§ **Problem statement**
Copy nothing but the text: reproduce each line of the listing exactly and leave the pictures out.

§ **Data listing**
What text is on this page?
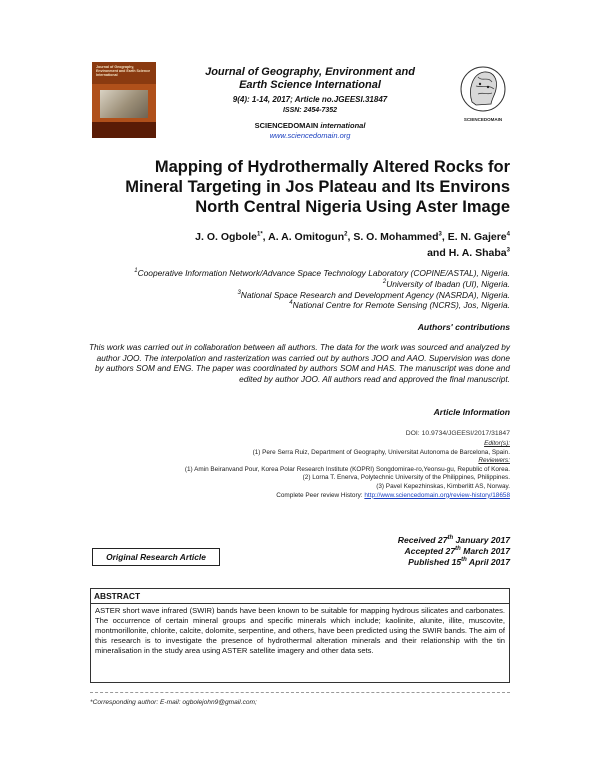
Journal of Geography, Environment and Earth Science International	Journal of Geography, Environment and
Earth Science International
9(4): 1-14, 2017; Article no.JGEESI.31847
ISSN: 2454-7352
SCIENCEDOMAIN international
www.sciencedomain.org
SCIENCEDOMAIN
Mapping of Hydrothermally Altered Rocks for
Mineral Targeting in Jos Plateau and Its Environs
North Central Nigeria Using Aster Image
J. O. Ogbole$^{1*}$, A. A. Omitogun$^2$, S. O. Mohammed$^3$, E. N. Gajere$^4$
and H. A. Shaba$^3$
$^1$Cooperative Information Network/Advance Space Technology Laboratory (COPINE/ASTAL), Nigeria.
$^2$University of Ibadan (UI), Nigeria.
$^3$National Space Research and Development Agency (NASRDA), Nigeria.
$^4$National Centre for Remote Sensing (NCRS), Jos, Nigeria.
Authors' contributions
This work was carried out in collaboration between all authors. The data for the work was sourced and analyzed by author JOO. The interpolation and rasterization was carried out by authors JOO and AAO. Supervision was done by authors SOM and ENG. The paper was coordinated by authors SOM and HAS. The manuscript was done and edited by author JOO. All authors read and approved the final manuscript.
Article Information
DOI: 10.9734/JGEESI/2017/31847
Editor(s):
(1) Pere Serra Ruiz, Department of Geography, Universitat Autonoma de Barcelona, Spain.
Reviewers:
(1) Amin Beiranvand Pour, Korea Polar Research Institute (KOPRI) Songdomirae-ro,Yeonsu-gu, Republic of Korea.
(2) Lorna T. Enerva, Polytechnic University of the Philippines, Philippines.
(3) Pavel Kepezhinskas, Kimberlitt AS, Norway.
Complete Peer review History: http://www.sciencedomain.org/review-history/18658
Original Research Article
Received 27th January 2017
Accepted 27th March 2017
Published 15th April 2017
ABSTRACT
ASTER short wave infrared (SWIR) bands have been known to be suitable for mapping hydrous silicates and carbonates. The occurrence of certain mineral groups and specific minerals which include; kaolinite, alunite, illite, muscovite, montmorillonite, chlorite, calcite, dolomite, serpentine, and others, have been predicted using the SWIR bands. The aim of this research is to investigate the presence of hydrothermal alteration minerals and their relationship with the tin mineralisation in the study area using ASTER satellite imagery and other data sets.
*Corresponding author: E-mail: ogbolejohn9@gmail.com;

§ **The answer**
What text is on this page?
Journal of Geography, Environment and Earth Science International	Journal of Geography, Environment and
Earth Science International
9(4): 1-14, 2017; Article no.JGEESI.31847
ISSN: 2454-7352
SCIENCEDOMAIN international
www.sciencedomain.org
SCIENCEDOMAIN
Mapping of Hydrothermally Altered Rocks for
Mineral Targeting in Jos Plateau and Its Environs
North Central Nigeria Using Aster Image
J. O. Ogbole$^{1*}$, A. A. Omitogun$^2$, S. O. Mohammed$^3$, E. N. Gajere$^4$
and H. A. Shaba$^3$
$^1$Cooperative Information Network/Advance Space Technology Laboratory (COPINE/ASTAL), Nigeria.
$^2$University of Ibadan (UI), Nigeria.
$^3$National Space Research and Development Agency (NASRDA), Nigeria.
$^4$National Centre for Remote Sensing (NCRS), Jos, Nigeria.
Authors' contributions
This work was carried out in collaboration between all authors. The data for the work was sourced and analyzed by author JOO. The interpolation and rasterization was carried out by authors JOO and AAO. Supervision was done by authors SOM and ENG. The paper was coordinated by authors SOM and HAS. The manuscript was done and edited by author JOO. All authors read and approved the final manuscript.
Article Information
DOI: 10.9734/JGEESI/2017/31847
Editor(s):
(1) Pere Serra Ruiz, Department of Geography, Universitat Autonoma de Barcelona, Spain.
Reviewers:
(1) Amin Beiranvand Pour, Korea Polar Research Institute (KOPRI) Songdomirae-ro,Yeonsu-gu, Republic of Korea.
(2) Lorna T. Enerva, Polytechnic University of the Philippines, Philippines.
(3) Pavel Kepezhinskas, Kimberlitt AS, Norway.
Complete Peer review History: http://www.sciencedomain.org/review-history/18658
Original Research Article
Received 27th January 2017
Accepted 27th March 2017
Published 15th April 2017
ABSTRACT
ASTER short wave infrared (SWIR) bands have been known to be suitable for mapping hydrous silicates and carbonates. The occurrence of certain mineral groups and specific minerals which include; kaolinite, alunite, illite, muscovite, montmorillonite, chlorite, calcite, dolomite, serpentine, and others, have been predicted using the SWIR bands. The aim of this research is to investigate the presence of hydrothermal alteration minerals and their relationship with the tin mineralisation in the study area using ASTER satellite imagery and other data sets.
*Corresponding author: E-mail: ogbolejohn9@gmail.com;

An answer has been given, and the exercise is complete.